Collected data entries –

^^^^^^^^

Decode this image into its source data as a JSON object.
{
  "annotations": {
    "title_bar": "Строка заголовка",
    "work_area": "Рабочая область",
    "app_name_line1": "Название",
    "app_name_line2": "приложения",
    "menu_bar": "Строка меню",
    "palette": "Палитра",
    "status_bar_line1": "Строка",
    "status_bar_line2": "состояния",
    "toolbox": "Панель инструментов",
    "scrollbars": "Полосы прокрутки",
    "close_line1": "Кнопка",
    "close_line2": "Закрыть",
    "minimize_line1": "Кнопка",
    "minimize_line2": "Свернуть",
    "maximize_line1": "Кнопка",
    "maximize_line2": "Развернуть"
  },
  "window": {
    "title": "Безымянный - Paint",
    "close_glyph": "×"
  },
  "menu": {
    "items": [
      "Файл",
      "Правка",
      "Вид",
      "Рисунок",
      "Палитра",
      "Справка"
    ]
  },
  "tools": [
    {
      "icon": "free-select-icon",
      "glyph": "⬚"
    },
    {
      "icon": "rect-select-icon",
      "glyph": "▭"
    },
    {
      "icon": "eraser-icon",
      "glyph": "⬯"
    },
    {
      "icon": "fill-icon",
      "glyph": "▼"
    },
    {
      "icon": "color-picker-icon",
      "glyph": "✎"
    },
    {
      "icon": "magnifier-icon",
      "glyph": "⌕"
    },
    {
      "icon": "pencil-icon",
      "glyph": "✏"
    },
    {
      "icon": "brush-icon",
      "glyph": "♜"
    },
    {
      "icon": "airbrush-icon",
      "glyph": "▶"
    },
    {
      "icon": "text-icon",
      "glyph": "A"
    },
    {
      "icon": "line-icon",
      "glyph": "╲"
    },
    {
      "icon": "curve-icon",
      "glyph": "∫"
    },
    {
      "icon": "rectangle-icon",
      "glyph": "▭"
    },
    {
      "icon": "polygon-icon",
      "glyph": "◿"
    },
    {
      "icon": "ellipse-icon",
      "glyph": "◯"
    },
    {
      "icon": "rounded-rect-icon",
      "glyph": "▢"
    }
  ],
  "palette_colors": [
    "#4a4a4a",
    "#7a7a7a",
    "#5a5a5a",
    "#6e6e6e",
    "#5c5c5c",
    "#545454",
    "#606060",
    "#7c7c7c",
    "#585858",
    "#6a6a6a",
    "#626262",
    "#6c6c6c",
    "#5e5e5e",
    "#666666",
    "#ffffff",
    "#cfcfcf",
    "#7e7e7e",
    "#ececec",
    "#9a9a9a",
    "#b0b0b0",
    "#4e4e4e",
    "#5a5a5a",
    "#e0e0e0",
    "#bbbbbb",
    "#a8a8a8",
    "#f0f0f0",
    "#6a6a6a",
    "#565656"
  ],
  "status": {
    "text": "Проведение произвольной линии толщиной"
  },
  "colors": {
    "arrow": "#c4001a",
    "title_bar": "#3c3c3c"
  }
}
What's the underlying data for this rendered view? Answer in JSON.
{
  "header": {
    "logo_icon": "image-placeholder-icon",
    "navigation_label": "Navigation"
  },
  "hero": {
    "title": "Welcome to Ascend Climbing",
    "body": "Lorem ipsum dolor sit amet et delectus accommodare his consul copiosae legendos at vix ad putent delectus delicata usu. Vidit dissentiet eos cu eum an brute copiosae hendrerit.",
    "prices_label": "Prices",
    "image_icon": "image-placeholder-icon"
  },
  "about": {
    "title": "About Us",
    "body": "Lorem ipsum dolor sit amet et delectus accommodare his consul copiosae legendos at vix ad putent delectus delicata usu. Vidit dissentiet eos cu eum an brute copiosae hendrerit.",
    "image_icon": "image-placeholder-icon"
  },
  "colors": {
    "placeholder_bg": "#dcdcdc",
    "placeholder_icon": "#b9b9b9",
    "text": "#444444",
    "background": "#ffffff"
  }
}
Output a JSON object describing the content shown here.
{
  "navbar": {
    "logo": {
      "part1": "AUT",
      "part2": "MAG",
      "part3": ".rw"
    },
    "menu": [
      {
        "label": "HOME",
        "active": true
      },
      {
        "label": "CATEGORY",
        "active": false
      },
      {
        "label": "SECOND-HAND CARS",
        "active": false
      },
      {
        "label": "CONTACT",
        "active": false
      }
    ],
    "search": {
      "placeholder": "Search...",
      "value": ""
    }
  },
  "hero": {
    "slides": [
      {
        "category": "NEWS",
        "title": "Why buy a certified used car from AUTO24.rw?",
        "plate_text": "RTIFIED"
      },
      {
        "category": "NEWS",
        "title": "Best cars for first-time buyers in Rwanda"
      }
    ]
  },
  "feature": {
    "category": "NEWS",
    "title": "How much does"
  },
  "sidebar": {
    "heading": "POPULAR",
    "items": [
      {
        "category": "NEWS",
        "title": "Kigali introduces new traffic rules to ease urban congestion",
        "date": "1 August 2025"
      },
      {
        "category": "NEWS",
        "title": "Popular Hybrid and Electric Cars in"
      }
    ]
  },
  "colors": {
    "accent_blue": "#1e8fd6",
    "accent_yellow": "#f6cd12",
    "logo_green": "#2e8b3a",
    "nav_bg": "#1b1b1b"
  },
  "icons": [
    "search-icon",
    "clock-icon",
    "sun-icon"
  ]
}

^^^^^^^^

Your instructions – Write down all the entries again without a single difference.

Response to this task –
Decode this image into its source data as a JSON object.
{
  "annotations": {
    "title_bar": "Строка заголовка",
    "work_area": "Рабочая область",
    "app_name_line1": "Название",
    "app_name_line2": "приложения",
    "menu_bar": "Строка меню",
    "palette": "Палитра",
    "status_bar_line1": "Строка",
    "status_bar_line2": "состояния",
    "toolbox": "Панель инструментов",
    "scrollbars": "Полосы прокрутки",
    "close_line1": "Кнопка",
    "close_line2": "Закрыть",
    "minimize_line1": "Кнопка",
    "minimize_line2": "Свернуть",
    "maximize_line1": "Кнопка",
    "maximize_line2": "Развернуть"
  },
  "window": {
    "title": "Безымянный - Paint",
    "close_glyph": "×"
  },
  "menu": {
    "items": [
      "Файл",
      "Правка",
      "Вид",
      "Рисунок",
      "Палитра",
      "Справка"
    ]
  },
  "tools": [
    {
      "icon": "free-select-icon",
      "glyph": "⬚"
    },
    {
      "icon": "rect-select-icon",
      "glyph": "▭"
    },
    {
      "icon": "eraser-icon",
      "glyph": "⬯"
    },
    {
      "icon": "fill-icon",
      "glyph": "▼"
    },
    {
      "icon": "color-picker-icon",
      "glyph": "✎"
    },
    {
      "icon": "magnifier-icon",
      "glyph": "⌕"
    },
    {
      "icon": "pencil-icon",
      "glyph": "✏"
    },
    {
      "icon": "brush-icon",
      "glyph": "♜"
    },
    {
      "icon": "airbrush-icon",
      "glyph": "▶"
    },
    {
      "icon": "text-icon",
      "glyph": "A"
    },
    {
      "icon": "line-icon",
      "glyph": "╲"
    },
    {
      "icon": "curve-icon",
      "glyph": "∫"
    },
    {
      "icon": "rectangle-icon",
      "glyph": "▭"
    },
    {
      "icon": "polygon-icon",
      "glyph": "◿"
    },
    {
      "icon": "ellipse-icon",
      "glyph": "◯"
    },
    {
      "icon": "rounded-rect-icon",
      "glyph": "▢"
    }
  ],
  "palette_colors": [
    "#4a4a4a",
    "#7a7a7a",
    "#5a5a5a",
    "#6e6e6e",
    "#5c5c5c",
    "#545454",
    "#606060",
    "#7c7c7c",
    "#585858",
    "#6a6a6a",
    "#626262",
    "#6c6c6c",
    "#5e5e5e",
    "#666666",
    "#ffffff",
    "#cfcfcf",
    "#7e7e7e",
    "#ececec",
    "#9a9a9a",
    "#b0b0b0",
    "#4e4e4e",
    "#5a5a5a",
    "#e0e0e0",
    "#bbbbbb",
    "#a8a8a8",
    "#f0f0f0",
    "#6a6a6a",
    "#565656"
  ],
  "status": {
    "text": "Проведение произвольной линии толщиной"
  },
  "colors": {
    "arrow": "#c4001a",
    "title_bar": "#3c3c3c"
  }
}
What's the underlying data for this rendered view? Answer in JSON.
{
  "header": {
    "logo_icon": "image-placeholder-icon",
    "navigation_label": "Navigation"
  },
  "hero": {
    "title": "Welcome to Ascend Climbing",
    "body": "Lorem ipsum dolor sit amet et delectus accommodare his consul copiosae legendos at vix ad putent delectus delicata usu. Vidit dissentiet eos cu eum an brute copiosae hendrerit.",
    "prices_label": "Prices",
    "image_icon": "image-placeholder-icon"
  },
  "about": {
    "title": "About Us",
    "body": "Lorem ipsum dolor sit amet et delectus accommodare his consul copiosae legendos at vix ad putent delectus delicata usu. Vidit dissentiet eos cu eum an brute copiosae hendrerit.",
    "image_icon": "image-placeholder-icon"
  },
  "colors": {
    "placeholder_bg": "#dcdcdc",
    "placeholder_icon": "#b9b9b9",
    "text": "#444444",
    "background": "#ffffff"
  }
}
Output a JSON object describing the content shown here.
{
  "navbar": {
    "logo": {
      "part1": "AUT",
      "part2": "MAG",
      "part3": ".rw"
    },
    "menu": [
      {
        "label": "HOME",
        "active": true
      },
      {
        "label": "CATEGORY",
        "active": false
      },
      {
        "label": "SECOND-HAND CARS",
        "active": false
      },
      {
        "label": "CONTACT",
        "active": false
      }
    ],
    "search": {
      "placeholder": "Search...",
      "value": ""
    }
  },
  "hero": {
    "slides": [
      {
        "category": "NEWS",
        "title": "Why buy a certified used car from AUTO24.rw?",
        "plate_text": "RTIFIED"
      },
      {
        "category": "NEWS",
        "title": "Best cars for first-time buyers in Rwanda"
      }
    ]
  },
  "feature": {
    "category": "NEWS",
    "title": "How much does"
  },
  "sidebar": {
    "heading": "POPULAR",
    "items": [
      {
        "category": "NEWS",
        "title": "Kigali introduces new traffic rules to ease urban congestion",
        "date": "1 August 2025"
      },
      {
        "category": "NEWS",
        "title": "Popular Hybrid and Electric Cars in"
      }
    ]
  },
  "colors": {
    "accent_blue": "#1e8fd6",
    "accent_yellow": "#f6cd12",
    "logo_green": "#2e8b3a",
    "nav_bg": "#1b1b1b"
  },
  "icons": [
    "search-icon",
    "clock-icon",
    "sun-icon"
  ]
}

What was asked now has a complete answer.